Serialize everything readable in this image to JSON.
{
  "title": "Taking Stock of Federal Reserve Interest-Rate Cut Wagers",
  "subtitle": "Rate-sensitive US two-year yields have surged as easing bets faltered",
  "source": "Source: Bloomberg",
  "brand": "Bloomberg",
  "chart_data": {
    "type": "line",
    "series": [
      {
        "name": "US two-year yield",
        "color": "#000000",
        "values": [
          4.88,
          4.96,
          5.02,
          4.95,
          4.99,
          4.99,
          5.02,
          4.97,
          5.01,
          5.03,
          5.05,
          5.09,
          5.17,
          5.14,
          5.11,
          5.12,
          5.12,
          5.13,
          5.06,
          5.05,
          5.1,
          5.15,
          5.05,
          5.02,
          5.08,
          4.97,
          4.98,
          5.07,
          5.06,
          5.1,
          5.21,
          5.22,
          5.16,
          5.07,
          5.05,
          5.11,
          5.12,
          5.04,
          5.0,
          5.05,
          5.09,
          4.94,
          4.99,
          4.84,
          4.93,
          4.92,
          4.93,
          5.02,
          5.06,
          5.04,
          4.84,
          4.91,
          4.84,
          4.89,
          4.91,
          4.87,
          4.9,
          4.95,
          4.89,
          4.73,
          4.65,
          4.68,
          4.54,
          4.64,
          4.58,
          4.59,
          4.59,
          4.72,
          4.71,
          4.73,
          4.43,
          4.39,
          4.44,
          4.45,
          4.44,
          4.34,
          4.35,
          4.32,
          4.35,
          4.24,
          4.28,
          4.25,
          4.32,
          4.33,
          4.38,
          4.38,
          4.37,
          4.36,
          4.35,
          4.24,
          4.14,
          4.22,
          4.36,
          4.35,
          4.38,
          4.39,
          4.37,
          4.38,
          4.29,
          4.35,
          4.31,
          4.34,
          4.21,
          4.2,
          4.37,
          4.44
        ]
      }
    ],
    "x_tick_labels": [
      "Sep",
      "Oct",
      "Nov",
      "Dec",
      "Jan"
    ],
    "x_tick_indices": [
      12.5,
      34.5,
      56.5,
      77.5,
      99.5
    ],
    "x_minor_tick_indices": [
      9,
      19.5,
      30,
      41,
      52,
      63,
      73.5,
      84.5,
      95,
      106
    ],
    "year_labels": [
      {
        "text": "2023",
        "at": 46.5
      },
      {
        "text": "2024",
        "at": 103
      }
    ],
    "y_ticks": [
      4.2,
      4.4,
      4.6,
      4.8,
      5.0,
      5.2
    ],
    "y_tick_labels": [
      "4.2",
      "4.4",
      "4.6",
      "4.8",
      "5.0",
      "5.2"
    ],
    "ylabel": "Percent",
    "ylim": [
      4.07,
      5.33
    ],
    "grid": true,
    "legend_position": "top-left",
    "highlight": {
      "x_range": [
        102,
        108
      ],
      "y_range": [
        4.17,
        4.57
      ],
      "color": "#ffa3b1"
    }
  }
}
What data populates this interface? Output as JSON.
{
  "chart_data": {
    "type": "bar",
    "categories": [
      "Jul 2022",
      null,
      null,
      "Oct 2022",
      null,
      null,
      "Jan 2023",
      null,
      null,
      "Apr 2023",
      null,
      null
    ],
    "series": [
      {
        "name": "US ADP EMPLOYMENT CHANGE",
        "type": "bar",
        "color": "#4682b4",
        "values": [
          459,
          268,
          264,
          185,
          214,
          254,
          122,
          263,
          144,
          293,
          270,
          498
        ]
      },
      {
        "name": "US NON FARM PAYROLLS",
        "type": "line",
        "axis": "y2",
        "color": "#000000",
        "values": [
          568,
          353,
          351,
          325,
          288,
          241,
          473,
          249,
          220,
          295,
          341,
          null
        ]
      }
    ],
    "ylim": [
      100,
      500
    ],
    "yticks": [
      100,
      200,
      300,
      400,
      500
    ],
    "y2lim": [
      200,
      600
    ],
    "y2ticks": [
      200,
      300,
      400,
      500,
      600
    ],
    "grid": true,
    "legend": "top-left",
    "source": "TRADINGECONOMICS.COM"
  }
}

-*-

__WRITTEN REQUEST__: Reproduce all the records precisely.

__FINAL RESULT__:
Serialize everything readable in this image to JSON.
{
  "title": "Taking Stock of Federal Reserve Interest-Rate Cut Wagers",
  "subtitle": "Rate-sensitive US two-year yields have surged as easing bets faltered",
  "source": "Source: Bloomberg",
  "brand": "Bloomberg",
  "chart_data": {
    "type": "line",
    "series": [
      {
        "name": "US two-year yield",
        "color": "#000000",
        "values": [
          4.88,
          4.96,
          5.02,
          4.95,
          4.99,
          4.99,
          5.02,
          4.97,
          5.01,
          5.03,
          5.05,
          5.09,
          5.17,
          5.14,
          5.11,
          5.12,
          5.12,
          5.13,
          5.06,
          5.05,
          5.1,
          5.15,
          5.05,
          5.02,
          5.08,
          4.97,
          4.98,
          5.07,
          5.06,
          5.1,
          5.21,
          5.22,
          5.16,
          5.07,
          5.05,
          5.11,
          5.12,
          5.04,
          5.0,
          5.05,
          5.09,
          4.94,
          4.99,
          4.84,
          4.93,
          4.92,
          4.93,
          5.02,
          5.06,
          5.04,
          4.84,
          4.91,
          4.84,
          4.89,
          4.91,
          4.87,
          4.9,
          4.95,
          4.89,
          4.73,
          4.65,
          4.68,
          4.54,
          4.64,
          4.58,
          4.59,
          4.59,
          4.72,
          4.71,
          4.73,
          4.43,
          4.39,
          4.44,
          4.45,
          4.44,
          4.34,
          4.35,
          4.32,
          4.35,
          4.24,
          4.28,
          4.25,
          4.32,
          4.33,
          4.38,
          4.38,
          4.37,
          4.36,
          4.35,
          4.24,
          4.14,
          4.22,
          4.36,
          4.35,
          4.38,
          4.39,
          4.37,
          4.38,
          4.29,
          4.35,
          4.31,
          4.34,
          4.21,
          4.2,
          4.37,
          4.44
        ]
      }
    ],
    "x_tick_labels": [
      "Sep",
      "Oct",
      "Nov",
      "Dec",
      "Jan"
    ],
    "x_tick_indices": [
      12.5,
      34.5,
      56.5,
      77.5,
      99.5
    ],
    "x_minor_tick_indices": [
      9,
      19.5,
      30,
      41,
      52,
      63,
      73.5,
      84.5,
      95,
      106
    ],
    "year_labels": [
      {
        "text": "2023",
        "at": 46.5
      },
      {
        "text": "2024",
        "at": 103
      }
    ],
    "y_ticks": [
      4.2,
      4.4,
      4.6,
      4.8,
      5.0,
      5.2
    ],
    "y_tick_labels": [
      "4.2",
      "4.4",
      "4.6",
      "4.8",
      "5.0",
      "5.2"
    ],
    "ylabel": "Percent",
    "ylim": [
      4.07,
      5.33
    ],
    "grid": true,
    "legend_position": "top-left",
    "highlight": {
      "x_range": [
        102,
        108
      ],
      "y_range": [
        4.17,
        4.57
      ],
      "color": "#ffa3b1"
    }
  }
}
What data populates this interface? Output as JSON.
{
  "chart_data": {
    "type": "bar",
    "categories": [
      "Jul 2022",
      null,
      null,
      "Oct 2022",
      null,
      null,
      "Jan 2023",
      null,
      null,
      "Apr 2023",
      null,
      null
    ],
    "series": [
      {
        "name": "US ADP EMPLOYMENT CHANGE",
        "type": "bar",
        "color": "#4682b4",
        "values": [
          459,
          268,
          264,
          185,
          214,
          254,
          122,
          263,
          144,
          293,
          270,
          498
        ]
      },
      {
        "name": "US NON FARM PAYROLLS",
        "type": "line",
        "axis": "y2",
        "color": "#000000",
        "values": [
          568,
          353,
          351,
          325,
          288,
          241,
          473,
          249,
          220,
          295,
          341,
          null
        ]
      }
    ],
    "ylim": [
      100,
      500
    ],
    "yticks": [
      100,
      200,
      300,
      400,
      500
    ],
    "y2lim": [
      200,
      600
    ],
    "y2ticks": [
      200,
      300,
      400,
      500,
      600
    ],
    "grid": true,
    "legend": "top-left",
    "source": "TRADINGECONOMICS.COM"
  }
}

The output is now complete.